(Written request) Repeat the listing in full. Nothing may be added or left out.

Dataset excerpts
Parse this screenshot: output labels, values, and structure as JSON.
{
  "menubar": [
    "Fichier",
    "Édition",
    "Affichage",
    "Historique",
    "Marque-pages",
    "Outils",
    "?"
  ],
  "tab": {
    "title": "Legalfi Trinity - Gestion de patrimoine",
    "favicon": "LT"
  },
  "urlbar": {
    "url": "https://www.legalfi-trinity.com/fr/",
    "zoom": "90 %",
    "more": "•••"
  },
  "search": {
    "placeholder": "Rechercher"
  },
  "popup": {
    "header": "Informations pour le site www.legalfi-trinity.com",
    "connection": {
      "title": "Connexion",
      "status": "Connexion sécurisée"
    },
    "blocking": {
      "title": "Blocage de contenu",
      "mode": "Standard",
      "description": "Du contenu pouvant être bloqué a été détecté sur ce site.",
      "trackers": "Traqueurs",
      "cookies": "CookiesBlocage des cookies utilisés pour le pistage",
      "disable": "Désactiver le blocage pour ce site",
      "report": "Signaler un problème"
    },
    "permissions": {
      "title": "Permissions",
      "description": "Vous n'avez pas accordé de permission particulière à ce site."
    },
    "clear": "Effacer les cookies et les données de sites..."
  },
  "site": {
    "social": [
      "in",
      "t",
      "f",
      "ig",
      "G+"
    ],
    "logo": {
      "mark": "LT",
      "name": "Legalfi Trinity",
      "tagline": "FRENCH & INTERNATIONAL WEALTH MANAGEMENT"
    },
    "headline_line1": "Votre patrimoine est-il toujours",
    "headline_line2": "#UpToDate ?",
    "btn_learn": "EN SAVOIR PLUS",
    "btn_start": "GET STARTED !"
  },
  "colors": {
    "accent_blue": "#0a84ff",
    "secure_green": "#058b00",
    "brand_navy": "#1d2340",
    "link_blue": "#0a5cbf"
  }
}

(Exercise output)
Parse this screenshot: output labels, values, and structure as JSON.
{
  "menubar": [
    "Fichier",
    "Édition",
    "Affichage",
    "Historique",
    "Marque-pages",
    "Outils",
    "?"
  ],
  "tab": {
    "title": "Legalfi Trinity - Gestion de patrimoine",
    "favicon": "LT"
  },
  "urlbar": {
    "url": "https://www.legalfi-trinity.com/fr/",
    "zoom": "90 %",
    "more": "•••"
  },
  "search": {
    "placeholder": "Rechercher"
  },
  "popup": {
    "header": "Informations pour le site www.legalfi-trinity.com",
    "connection": {
      "title": "Connexion",
      "status": "Connexion sécurisée"
    },
    "blocking": {
      "title": "Blocage de contenu",
      "mode": "Standard",
      "description": "Du contenu pouvant être bloqué a été détecté sur ce site.",
      "trackers": "Traqueurs",
      "cookies": "CookiesBlocage des cookies utilisés pour le pistage",
      "disable": "Désactiver le blocage pour ce site",
      "report": "Signaler un problème"
    },
    "permissions": {
      "title": "Permissions",
      "description": "Vous n'avez pas accordé de permission particulière à ce site."
    },
    "clear": "Effacer les cookies et les données de sites..."
  },
  "site": {
    "social": [
      "in",
      "t",
      "f",
      "ig",
      "G+"
    ],
    "logo": {
      "mark": "LT",
      "name": "Legalfi Trinity",
      "tagline": "FRENCH & INTERNATIONAL WEALTH MANAGEMENT"
    },
    "headline_line1": "Votre patrimoine est-il toujours",
    "headline_line2": "#UpToDate ?",
    "btn_learn": "EN SAVOIR PLUS",
    "btn_start": "GET STARTED !"
  },
  "colors": {
    "accent_blue": "#0a84ff",
    "secure_green": "#058b00",
    "brand_navy": "#1d2340",
    "link_blue": "#0a5cbf"
  }
}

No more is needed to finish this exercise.